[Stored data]

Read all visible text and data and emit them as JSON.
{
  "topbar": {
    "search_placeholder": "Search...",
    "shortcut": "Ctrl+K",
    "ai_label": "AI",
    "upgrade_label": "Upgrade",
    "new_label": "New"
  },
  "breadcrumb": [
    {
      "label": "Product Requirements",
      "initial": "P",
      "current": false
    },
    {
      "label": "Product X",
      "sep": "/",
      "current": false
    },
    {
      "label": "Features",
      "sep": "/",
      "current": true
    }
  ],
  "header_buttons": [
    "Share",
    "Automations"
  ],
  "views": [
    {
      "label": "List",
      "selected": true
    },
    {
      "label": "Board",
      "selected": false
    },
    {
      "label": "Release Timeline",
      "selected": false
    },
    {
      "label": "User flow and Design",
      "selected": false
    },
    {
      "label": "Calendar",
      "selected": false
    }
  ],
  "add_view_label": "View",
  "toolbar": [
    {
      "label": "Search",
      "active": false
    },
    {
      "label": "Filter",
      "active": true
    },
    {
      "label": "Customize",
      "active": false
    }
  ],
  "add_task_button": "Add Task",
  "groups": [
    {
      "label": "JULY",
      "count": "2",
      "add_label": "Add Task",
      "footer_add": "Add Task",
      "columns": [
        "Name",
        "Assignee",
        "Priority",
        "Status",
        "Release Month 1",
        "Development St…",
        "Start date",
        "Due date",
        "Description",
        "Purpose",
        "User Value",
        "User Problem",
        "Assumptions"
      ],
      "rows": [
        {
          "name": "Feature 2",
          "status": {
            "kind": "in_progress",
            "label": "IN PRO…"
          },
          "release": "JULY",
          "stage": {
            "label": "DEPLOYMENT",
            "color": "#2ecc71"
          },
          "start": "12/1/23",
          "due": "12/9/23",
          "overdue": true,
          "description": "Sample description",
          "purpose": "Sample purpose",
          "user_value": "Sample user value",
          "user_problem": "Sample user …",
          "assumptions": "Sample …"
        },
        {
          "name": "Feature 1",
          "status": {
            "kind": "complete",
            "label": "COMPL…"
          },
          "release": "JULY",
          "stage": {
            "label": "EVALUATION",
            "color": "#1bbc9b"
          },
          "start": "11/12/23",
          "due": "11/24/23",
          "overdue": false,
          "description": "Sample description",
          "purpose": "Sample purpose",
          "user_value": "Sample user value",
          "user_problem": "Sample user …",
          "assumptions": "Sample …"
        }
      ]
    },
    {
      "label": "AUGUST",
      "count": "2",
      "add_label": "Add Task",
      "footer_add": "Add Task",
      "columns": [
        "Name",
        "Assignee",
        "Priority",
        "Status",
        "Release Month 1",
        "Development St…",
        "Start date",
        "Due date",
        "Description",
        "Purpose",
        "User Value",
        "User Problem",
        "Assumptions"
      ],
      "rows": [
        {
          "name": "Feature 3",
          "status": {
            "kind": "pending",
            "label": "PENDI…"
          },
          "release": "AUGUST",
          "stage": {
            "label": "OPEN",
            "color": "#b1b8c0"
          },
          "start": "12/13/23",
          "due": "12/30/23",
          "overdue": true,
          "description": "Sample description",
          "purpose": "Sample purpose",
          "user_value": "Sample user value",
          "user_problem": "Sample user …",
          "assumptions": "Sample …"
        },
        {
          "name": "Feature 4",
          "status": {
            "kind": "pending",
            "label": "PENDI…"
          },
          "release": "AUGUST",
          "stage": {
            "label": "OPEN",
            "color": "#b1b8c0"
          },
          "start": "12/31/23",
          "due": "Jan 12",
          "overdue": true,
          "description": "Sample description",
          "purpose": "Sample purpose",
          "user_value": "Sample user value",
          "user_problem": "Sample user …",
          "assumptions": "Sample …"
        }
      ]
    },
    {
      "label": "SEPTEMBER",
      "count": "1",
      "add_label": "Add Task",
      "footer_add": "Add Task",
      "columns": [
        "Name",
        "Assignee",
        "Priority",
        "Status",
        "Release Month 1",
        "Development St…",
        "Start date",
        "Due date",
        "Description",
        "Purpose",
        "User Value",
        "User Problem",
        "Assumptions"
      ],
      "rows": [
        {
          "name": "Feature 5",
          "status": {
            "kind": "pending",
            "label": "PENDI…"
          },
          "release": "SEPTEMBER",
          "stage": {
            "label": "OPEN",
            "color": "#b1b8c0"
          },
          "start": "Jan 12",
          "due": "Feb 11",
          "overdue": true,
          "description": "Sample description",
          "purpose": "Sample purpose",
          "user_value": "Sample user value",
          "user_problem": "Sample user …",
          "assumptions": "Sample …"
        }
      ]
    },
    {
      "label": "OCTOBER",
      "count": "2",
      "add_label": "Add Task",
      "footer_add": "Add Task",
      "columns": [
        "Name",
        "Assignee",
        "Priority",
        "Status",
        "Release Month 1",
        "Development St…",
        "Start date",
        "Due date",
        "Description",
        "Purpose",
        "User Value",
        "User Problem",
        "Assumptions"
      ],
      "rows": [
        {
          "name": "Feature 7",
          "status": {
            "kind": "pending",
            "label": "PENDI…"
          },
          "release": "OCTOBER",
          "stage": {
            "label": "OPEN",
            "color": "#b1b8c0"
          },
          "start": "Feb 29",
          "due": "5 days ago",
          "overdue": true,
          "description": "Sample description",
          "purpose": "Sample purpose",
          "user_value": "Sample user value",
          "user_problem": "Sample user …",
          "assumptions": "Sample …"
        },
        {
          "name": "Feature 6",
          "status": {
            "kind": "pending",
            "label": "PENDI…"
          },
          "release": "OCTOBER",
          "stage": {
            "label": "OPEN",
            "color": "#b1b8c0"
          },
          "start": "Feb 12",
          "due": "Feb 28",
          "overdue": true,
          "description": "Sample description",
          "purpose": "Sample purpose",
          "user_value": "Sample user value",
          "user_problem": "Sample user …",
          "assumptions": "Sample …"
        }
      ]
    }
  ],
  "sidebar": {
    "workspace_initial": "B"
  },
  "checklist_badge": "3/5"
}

*Written instruction*. Find every line in the records above that contains the word "Search", and copy each one.

*Exercise result*.
    "search_placeholder": "Search...",
      "label": "Search",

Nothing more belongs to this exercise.